**Records provided**
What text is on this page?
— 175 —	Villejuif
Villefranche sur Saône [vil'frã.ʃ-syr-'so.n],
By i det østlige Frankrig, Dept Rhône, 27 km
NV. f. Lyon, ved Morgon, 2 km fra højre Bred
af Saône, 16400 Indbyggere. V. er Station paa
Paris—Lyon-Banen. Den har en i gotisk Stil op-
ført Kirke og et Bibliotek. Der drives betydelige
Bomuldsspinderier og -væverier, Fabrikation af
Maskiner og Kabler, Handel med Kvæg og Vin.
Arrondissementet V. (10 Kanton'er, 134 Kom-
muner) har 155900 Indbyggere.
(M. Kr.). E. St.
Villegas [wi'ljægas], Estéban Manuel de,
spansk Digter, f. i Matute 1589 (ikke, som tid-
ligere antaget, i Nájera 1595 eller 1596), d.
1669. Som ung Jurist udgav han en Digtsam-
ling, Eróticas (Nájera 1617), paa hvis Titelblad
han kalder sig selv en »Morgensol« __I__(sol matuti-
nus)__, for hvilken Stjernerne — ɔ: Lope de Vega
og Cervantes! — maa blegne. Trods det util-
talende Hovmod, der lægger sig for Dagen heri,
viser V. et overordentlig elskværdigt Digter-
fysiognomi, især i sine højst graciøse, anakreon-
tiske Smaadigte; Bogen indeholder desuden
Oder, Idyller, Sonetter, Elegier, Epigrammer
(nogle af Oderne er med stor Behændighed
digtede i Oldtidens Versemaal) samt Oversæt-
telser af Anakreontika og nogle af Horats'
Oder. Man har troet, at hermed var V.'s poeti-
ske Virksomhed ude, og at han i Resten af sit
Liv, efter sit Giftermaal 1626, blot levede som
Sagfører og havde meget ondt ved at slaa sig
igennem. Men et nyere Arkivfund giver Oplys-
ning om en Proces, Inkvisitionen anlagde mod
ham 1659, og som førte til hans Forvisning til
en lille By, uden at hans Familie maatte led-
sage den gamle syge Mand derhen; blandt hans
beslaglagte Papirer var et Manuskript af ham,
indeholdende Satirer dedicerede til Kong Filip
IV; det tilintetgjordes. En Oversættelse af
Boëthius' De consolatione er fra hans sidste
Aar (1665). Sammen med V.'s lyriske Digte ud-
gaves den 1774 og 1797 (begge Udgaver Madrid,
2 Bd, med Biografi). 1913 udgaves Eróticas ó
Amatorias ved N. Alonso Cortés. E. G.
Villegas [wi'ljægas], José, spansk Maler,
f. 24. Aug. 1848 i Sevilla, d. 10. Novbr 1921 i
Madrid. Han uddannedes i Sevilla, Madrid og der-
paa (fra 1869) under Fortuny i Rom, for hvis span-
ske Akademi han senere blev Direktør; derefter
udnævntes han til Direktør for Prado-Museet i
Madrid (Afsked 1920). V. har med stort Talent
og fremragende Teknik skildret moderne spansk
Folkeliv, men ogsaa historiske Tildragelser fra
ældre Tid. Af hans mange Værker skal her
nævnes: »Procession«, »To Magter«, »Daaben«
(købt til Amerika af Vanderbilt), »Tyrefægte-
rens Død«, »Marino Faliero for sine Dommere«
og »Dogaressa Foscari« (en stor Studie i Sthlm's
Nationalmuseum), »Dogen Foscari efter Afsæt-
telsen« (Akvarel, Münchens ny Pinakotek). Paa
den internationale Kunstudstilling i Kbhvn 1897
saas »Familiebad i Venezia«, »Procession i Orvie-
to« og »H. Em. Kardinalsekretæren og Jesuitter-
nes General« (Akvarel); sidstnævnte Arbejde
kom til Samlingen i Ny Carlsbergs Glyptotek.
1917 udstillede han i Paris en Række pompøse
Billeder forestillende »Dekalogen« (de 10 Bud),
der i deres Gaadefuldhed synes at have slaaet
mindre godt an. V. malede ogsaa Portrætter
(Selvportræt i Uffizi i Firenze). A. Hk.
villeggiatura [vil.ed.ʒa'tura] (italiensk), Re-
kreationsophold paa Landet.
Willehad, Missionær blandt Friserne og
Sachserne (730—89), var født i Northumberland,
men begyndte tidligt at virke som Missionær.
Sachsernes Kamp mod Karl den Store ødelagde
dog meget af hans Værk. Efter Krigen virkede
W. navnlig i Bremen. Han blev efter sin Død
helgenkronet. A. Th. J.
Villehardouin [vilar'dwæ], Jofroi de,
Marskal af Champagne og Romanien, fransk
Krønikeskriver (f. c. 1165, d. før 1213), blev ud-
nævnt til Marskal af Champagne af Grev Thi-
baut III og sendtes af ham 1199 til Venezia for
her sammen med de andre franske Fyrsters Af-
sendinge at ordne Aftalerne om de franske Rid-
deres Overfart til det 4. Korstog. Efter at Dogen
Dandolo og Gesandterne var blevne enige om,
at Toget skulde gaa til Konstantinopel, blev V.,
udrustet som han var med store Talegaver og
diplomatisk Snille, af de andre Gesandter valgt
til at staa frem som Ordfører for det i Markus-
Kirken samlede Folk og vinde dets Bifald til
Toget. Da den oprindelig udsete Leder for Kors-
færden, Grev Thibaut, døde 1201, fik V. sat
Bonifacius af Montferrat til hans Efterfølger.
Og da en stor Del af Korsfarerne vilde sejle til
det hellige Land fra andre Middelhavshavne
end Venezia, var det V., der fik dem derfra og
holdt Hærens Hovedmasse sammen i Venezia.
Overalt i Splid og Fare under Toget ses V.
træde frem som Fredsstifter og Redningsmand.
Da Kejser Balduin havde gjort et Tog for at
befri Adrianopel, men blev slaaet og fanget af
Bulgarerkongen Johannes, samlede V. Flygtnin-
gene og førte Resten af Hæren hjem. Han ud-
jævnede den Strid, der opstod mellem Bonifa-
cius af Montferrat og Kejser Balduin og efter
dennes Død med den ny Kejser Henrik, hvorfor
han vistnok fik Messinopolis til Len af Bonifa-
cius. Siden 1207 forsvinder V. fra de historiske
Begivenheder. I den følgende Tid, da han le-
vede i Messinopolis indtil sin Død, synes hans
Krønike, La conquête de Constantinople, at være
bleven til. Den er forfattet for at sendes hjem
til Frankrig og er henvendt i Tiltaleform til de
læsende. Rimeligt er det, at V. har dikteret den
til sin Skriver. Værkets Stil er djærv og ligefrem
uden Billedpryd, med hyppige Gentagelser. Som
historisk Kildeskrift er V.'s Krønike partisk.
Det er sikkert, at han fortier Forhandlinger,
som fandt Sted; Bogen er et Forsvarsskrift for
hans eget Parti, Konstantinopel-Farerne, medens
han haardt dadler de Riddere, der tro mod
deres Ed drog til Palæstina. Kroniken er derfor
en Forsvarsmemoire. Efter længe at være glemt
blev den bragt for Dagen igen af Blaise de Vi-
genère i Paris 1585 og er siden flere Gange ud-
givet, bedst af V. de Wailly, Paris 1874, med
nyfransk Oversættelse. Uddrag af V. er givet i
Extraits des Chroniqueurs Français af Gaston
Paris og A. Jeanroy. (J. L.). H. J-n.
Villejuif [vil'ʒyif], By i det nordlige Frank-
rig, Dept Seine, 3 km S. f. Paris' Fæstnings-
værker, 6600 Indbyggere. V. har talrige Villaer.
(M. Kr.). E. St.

**Problem**
Copy out every line that includes the word "Messinopolis".

**Answer to the problem**
han vistnok fik Messinopolis til Len af Bonifa-
vede i Messinopolis indtil sin Død, synes hans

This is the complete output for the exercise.